WHAT YOU ARE ASKED TO DO:
Determine how many lines in the data below contain "this" and write only that number.

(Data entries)
====================

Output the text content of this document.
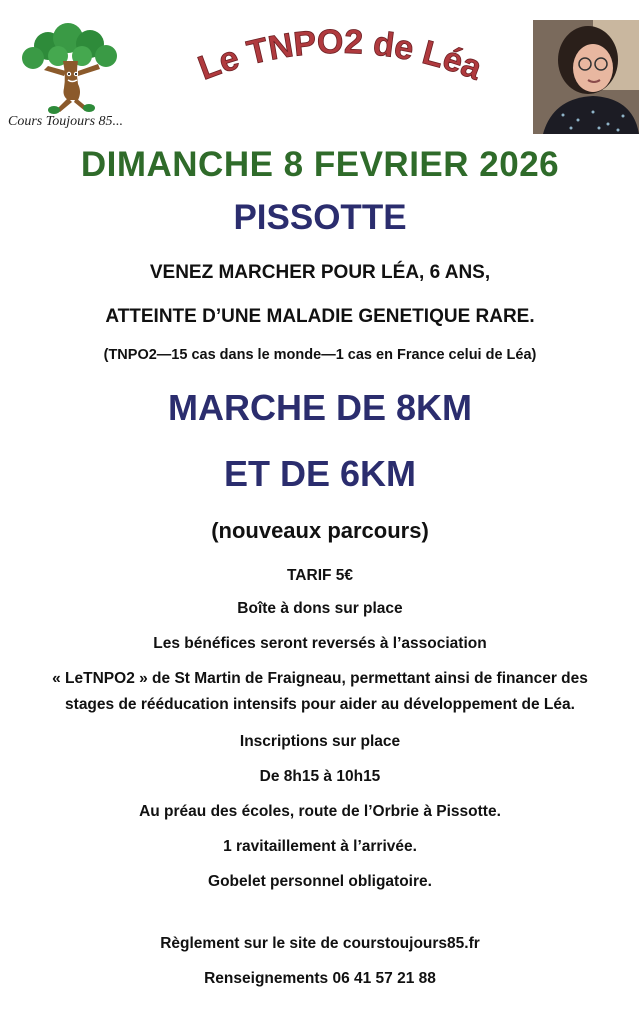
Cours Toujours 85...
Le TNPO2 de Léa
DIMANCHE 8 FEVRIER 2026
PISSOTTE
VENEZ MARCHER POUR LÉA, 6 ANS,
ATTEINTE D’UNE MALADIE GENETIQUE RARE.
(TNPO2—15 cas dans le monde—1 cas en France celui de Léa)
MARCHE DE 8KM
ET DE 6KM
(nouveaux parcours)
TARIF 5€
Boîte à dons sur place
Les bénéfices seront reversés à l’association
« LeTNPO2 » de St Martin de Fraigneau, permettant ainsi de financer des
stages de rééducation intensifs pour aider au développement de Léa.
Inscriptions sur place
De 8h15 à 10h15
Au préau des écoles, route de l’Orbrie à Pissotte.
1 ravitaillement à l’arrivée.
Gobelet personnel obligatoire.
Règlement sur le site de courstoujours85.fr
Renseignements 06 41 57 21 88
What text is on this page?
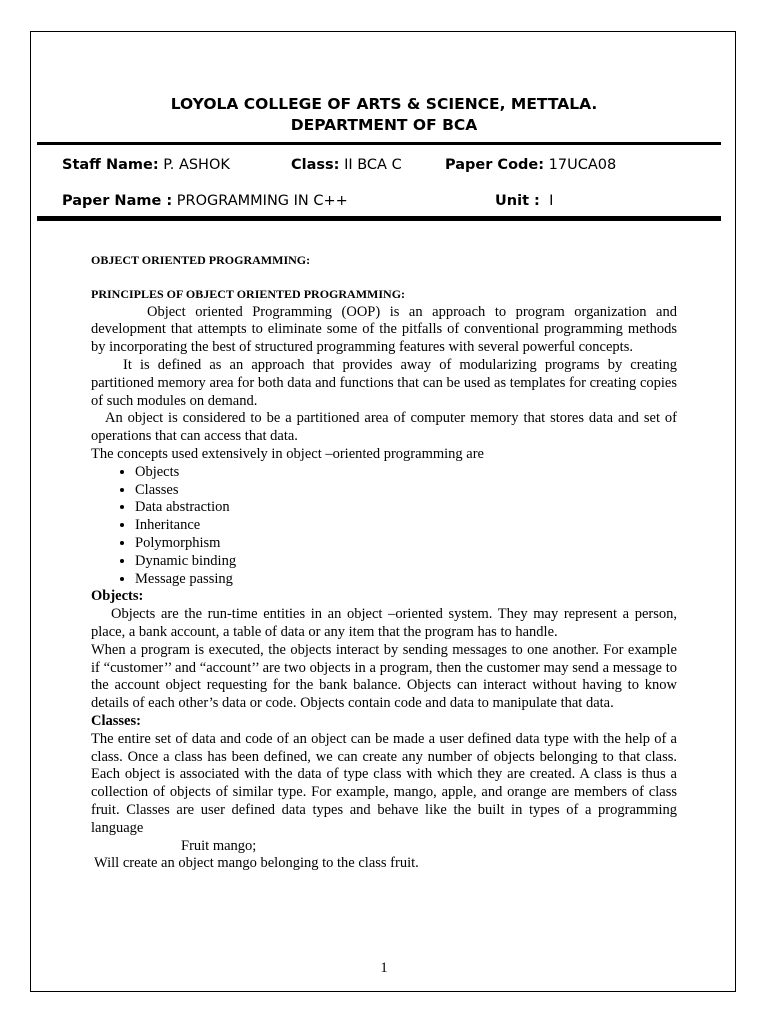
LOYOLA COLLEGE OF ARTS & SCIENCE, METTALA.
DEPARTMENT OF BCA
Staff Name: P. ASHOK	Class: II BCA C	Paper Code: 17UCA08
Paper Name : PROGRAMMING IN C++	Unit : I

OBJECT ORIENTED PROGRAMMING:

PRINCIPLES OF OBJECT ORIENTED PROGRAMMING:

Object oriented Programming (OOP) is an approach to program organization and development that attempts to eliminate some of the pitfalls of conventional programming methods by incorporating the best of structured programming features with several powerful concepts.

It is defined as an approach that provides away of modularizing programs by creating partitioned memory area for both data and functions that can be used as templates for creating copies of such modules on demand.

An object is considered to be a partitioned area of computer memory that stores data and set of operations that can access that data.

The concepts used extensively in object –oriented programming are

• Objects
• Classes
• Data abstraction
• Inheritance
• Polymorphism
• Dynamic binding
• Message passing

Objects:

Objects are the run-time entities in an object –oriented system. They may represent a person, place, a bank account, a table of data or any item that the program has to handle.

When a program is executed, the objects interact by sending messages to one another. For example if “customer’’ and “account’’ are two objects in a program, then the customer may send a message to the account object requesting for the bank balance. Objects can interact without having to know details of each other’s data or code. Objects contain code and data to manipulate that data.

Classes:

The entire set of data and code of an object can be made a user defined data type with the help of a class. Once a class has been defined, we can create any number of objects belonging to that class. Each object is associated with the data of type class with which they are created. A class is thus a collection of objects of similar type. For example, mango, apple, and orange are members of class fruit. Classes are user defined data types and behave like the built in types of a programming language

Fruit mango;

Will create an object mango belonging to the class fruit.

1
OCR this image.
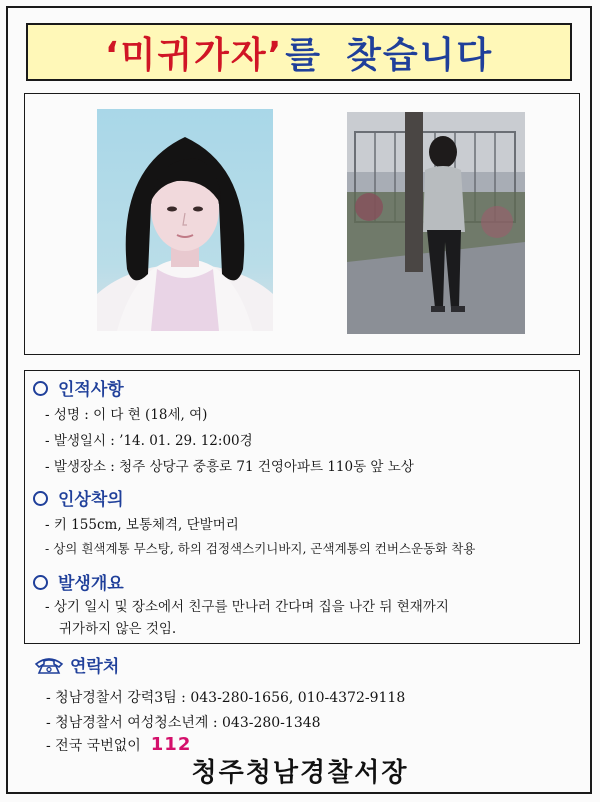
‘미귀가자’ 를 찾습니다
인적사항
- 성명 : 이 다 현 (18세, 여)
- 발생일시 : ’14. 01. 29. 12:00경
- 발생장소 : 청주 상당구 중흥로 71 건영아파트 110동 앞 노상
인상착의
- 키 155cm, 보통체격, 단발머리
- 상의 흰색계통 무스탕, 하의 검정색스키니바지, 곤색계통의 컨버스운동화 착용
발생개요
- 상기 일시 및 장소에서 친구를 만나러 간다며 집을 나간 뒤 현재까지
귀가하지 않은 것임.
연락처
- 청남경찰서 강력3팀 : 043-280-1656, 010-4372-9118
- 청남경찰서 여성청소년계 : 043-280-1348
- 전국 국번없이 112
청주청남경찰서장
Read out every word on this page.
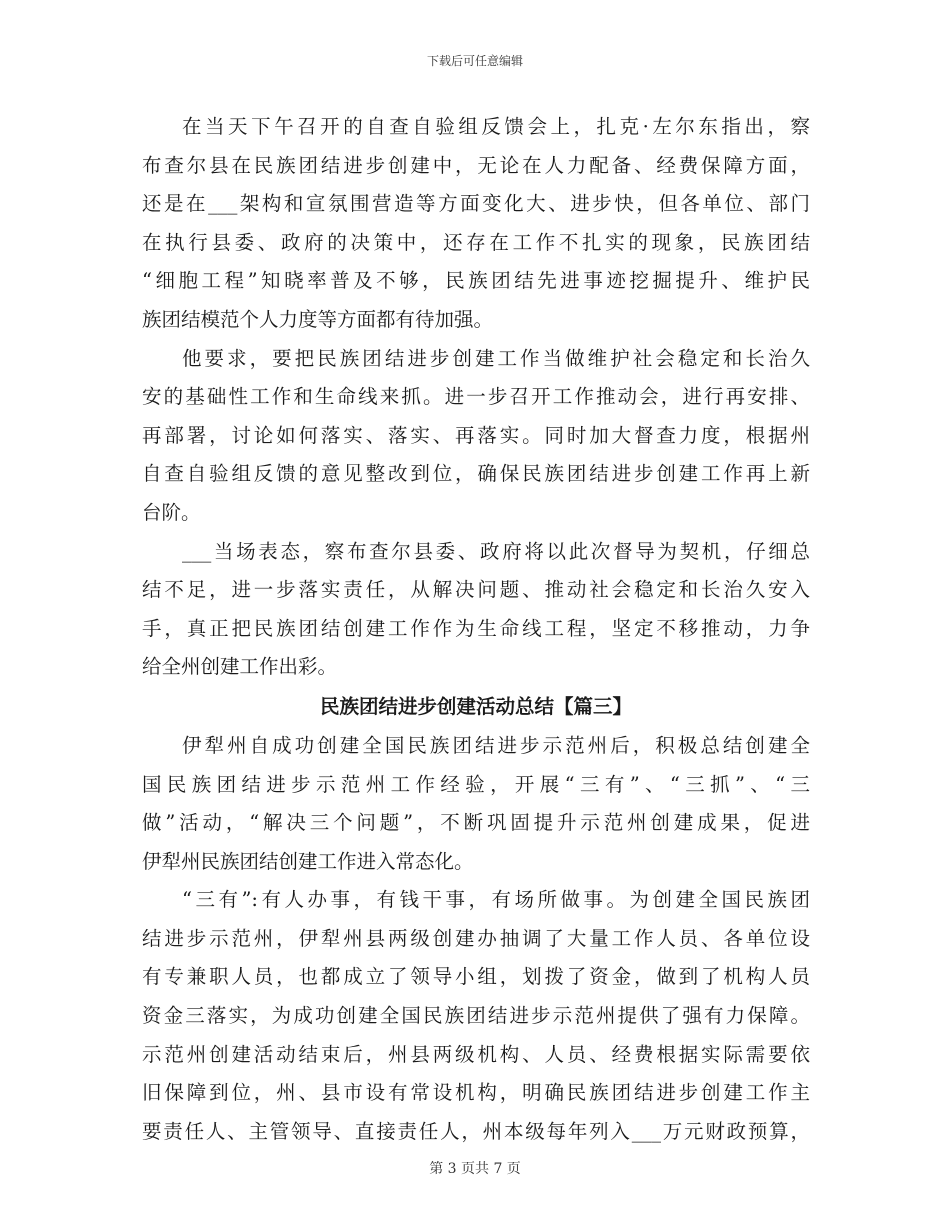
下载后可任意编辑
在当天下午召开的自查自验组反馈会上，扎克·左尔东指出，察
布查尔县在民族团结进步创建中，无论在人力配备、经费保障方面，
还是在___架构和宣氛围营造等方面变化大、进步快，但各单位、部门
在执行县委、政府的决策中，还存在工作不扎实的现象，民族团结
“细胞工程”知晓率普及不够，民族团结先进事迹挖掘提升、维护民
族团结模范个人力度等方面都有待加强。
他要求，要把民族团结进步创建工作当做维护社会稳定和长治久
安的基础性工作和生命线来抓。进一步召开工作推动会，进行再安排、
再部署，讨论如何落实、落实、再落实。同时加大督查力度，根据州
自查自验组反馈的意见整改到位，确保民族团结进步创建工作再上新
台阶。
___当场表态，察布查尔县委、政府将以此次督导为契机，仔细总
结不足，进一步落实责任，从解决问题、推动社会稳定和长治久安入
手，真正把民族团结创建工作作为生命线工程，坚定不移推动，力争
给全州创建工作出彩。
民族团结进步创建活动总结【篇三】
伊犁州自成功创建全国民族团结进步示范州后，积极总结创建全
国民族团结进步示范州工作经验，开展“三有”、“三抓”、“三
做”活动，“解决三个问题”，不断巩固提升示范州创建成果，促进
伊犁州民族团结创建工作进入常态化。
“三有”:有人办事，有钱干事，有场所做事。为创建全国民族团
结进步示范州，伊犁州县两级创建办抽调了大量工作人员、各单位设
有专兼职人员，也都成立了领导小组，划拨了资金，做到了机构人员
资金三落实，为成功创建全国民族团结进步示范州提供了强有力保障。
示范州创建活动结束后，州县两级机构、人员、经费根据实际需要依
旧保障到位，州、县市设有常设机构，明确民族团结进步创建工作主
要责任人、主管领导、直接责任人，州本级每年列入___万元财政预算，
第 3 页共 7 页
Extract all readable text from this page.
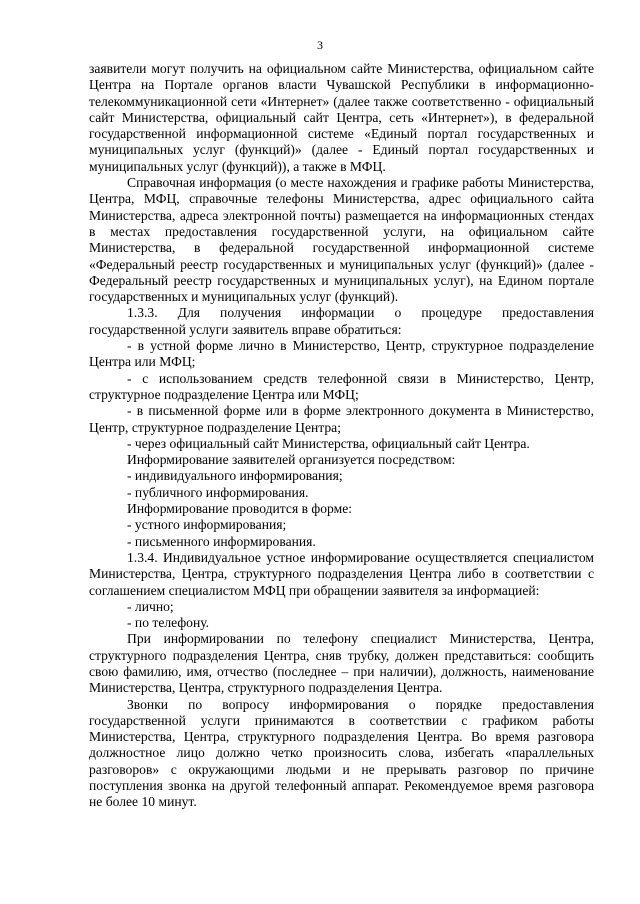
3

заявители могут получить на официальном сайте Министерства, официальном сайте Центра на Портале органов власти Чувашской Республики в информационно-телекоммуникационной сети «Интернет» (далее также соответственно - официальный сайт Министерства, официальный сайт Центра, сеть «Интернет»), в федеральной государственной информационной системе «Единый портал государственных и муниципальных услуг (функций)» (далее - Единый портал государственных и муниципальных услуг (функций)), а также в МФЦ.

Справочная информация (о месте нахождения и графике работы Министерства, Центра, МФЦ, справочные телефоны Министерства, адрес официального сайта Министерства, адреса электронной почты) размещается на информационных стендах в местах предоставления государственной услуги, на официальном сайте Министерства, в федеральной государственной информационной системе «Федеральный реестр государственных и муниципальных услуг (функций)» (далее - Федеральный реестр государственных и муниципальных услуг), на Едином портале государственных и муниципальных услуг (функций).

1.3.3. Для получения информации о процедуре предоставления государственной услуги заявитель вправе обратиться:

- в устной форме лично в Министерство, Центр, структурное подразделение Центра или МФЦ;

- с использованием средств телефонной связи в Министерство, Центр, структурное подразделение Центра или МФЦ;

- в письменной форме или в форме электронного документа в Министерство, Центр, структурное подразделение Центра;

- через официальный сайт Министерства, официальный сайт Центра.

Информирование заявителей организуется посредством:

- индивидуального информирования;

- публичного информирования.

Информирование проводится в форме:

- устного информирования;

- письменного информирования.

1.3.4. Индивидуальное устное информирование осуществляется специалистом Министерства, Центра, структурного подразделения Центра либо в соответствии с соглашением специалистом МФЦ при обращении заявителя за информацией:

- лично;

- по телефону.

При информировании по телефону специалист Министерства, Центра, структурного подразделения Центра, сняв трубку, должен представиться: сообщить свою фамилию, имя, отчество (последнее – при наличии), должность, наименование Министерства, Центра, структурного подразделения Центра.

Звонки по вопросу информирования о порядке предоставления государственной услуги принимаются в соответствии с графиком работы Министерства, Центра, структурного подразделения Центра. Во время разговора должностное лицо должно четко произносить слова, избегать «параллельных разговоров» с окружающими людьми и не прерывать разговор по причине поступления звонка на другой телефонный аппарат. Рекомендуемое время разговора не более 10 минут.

====================

TASK SOLUTION:
5